TEXTO FORNECIDO:
Os palestrantes contrários à descriminalização do aborto
As pessoas selecionadas para falar contra a descriminalização também vêm de diferentes setores - são juristas, religiosos e pesquisadores.
O foco deles deverá ser o de que a vida começa na concepção e que, portanto, o aborto seria uma violação do artigo da Constituição que garante "o direito à vida". Outro ponto que deve ser abordado é o fato de a discussão estar sendo feita pelo Judiciário e não o Legislativo.
São três os principais argumentos a serem defendidos:
'Proteger o mais vulnerável'
O bispo da diocese de Rio Grande, dom Ricardo Hoepers, que falará em nome da Confederação Nacional dos Bispos do Brasil (CNBB), afirmou à BBC News Brasil que defenderá que o aborto é "um ato contra a vida".
"A vida humana tem seu início na concepção e acreditamos na integralidade da vida humana desde o início da vida. O aborto é um ato desproporcional, porque o feto é inocente, indefeso. O ser humano precisa desses nove meses de proteção. A descriminalização contraria a nossa legislação que prevê a garantia à vida", disse.
Medidas para ajudar mães que não querem ter filhos
Para dom Ricardo Hoepers, a redução das mortes provocadas por abortos clandestinos não passa pela descriminalização, mas sim por políticas voltadas a "acolher mulheres" que não querem ter filhos.
"Em vez de descriminalizar, temos que dar condições para que essas mulheres tenham as crianças, ter políticas de auxílio. Achamos estranho que o aborto seja uma conquista, uma bandeira, para ser divulgado como uma vitória. É um trauma, um sofrimento. Acreditamos que com a descriminalização estamos aumentando o sofrimento", afirma.
"Descriminalizar não é a solução. É um imediatismo."
Decisão do Congresso
Enquanto grupos religiosos focam na definição de quando a vida começa, juristas contrários à legalização do aborto pretendem defender que não cabe ao Judiciário decidir sobre o tema.
Essa vai ser, por exemplo, a linha de argumentação da advogada Angela Vidal Gandra da Silva Martins, que falará pela União dos Juristas Católicos de São Paulo.
"A vida foi considerada inviolável pelos constituintes, foi colocado isso na Constituição. Se quisermos mudar algo, o espaço democrático requer representatividade popular. Se quiséssemos debater a vida, o lugar para esse debate é o Parlamento, o Legislativo", afirmou à BBC News Brasil.
"Não cabe ao Supremo legislar sobre um tema de tanta relevância para a vida pública."
A advogada também afirma que, como mulher, não acha que a autonomia sobre o corpo valha durante a gestação.
"Se eu tivesse que falar como mulher e ser humano sobre o direito ao próprio corpo, acho que a mulher tem direito de regular suas relações sexuais. A partir do momento que ela concebeu, aquela vida depende dela, não é dela."
Participação da sociedade
Se as posições dos diferentes atores ouvidos pela BBC News Brasil são divergentes, em um ponto eles concordam, que as audiências são uma oportunidade de incluir a sociedade civil no debate sobre um tema que têm impacto direto na vida das mulheres.
"A participação da igreja e das entidades em favor da vida faz parte da democracia do país. Queremos contribuir com a discussão, não como um ponto de vista fundamentalista", afirmou dom Ricardo Hoepers.
A expectativa é que grupos favoráveis e contrários à descriminalização se reúnam para acompanhar as audiências. Grupos feministas organizaram um evento chamado "Festival pela Vida das Mulheres", com shows e palestras no Museu da República, em Brasília. Um telão foi montado lá para projetar as audiências.
"A audiência tem a função de qualificar o debate público sobre o tema para além das fronteiras da Corte, com efeitos que, acredito, chegarão até o debate das eleições deste ano. A lista de expositores convidados mostrou o compromisso do STF em promover um debate sério, plural, com participação de diversas organizações da sociedade civil com experiência no tema e dados confiáveis a apresentar", disse Débora Diniz.

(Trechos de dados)
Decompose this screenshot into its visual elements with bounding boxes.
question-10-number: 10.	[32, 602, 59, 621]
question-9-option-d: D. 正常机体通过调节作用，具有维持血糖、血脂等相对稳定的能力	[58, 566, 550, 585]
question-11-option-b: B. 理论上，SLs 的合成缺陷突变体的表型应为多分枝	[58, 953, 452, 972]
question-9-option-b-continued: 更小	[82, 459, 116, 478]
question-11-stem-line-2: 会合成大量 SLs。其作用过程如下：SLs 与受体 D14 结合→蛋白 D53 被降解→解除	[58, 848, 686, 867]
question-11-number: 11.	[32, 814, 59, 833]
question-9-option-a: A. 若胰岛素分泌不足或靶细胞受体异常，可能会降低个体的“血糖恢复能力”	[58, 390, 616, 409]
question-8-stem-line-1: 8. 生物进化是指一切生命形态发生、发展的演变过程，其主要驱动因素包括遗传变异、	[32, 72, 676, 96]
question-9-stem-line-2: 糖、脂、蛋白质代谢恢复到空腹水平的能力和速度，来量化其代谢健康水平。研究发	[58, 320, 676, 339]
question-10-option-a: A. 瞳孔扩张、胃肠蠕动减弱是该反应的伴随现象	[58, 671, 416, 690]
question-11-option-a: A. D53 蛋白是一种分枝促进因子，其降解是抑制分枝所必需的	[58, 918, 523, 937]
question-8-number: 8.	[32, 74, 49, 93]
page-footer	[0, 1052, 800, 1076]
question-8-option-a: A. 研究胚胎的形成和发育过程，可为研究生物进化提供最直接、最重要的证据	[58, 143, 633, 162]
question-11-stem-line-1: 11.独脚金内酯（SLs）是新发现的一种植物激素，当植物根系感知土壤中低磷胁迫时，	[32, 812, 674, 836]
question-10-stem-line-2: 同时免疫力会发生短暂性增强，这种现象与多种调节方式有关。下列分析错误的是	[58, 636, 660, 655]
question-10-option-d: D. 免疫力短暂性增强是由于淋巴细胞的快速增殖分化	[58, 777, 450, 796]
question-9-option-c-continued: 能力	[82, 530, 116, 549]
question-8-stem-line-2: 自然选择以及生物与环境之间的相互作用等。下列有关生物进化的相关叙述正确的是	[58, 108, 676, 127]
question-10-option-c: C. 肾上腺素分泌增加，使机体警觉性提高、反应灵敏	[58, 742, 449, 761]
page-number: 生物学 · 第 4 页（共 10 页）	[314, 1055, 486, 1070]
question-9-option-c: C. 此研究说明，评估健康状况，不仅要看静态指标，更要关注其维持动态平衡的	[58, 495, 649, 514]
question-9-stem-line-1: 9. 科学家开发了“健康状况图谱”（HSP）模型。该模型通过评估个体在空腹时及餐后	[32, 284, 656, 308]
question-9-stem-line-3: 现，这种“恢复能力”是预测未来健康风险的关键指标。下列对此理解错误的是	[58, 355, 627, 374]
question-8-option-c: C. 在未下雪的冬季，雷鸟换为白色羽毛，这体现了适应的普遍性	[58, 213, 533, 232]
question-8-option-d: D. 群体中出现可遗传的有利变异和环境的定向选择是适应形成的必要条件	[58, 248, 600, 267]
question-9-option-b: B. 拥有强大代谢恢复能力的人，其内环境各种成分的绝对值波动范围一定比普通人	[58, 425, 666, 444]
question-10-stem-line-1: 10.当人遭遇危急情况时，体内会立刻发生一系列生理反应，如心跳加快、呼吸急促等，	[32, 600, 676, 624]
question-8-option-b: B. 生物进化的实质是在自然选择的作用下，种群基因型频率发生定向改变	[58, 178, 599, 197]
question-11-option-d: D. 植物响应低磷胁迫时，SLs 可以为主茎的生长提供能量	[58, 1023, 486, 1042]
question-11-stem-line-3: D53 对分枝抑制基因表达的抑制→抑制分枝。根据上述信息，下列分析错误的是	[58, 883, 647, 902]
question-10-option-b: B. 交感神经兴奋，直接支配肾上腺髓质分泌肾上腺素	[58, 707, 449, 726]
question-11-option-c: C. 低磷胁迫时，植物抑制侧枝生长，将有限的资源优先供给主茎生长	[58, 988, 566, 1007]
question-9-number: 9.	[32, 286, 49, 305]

TAREFA A REALIZAR: Por favor, reescreva o trecho do texto sobre a descriminalização do aborto que começa nas palavras "A expectativa é" e para depois de "projetar as audiências.", trocando "telão" por "painel".

RESPOSTA DO EXERCÍCIO:
A expectativa é que grupos favoráveis e contrários à descriminalização se reúnam para acompanhar as audiências. Grupos feministas organizaram um evento chamado "Festival pela Vida das Mulheres", com shows e palestras no Museu da República, em Brasília. Um painel foi montado lá para projetar as audiências.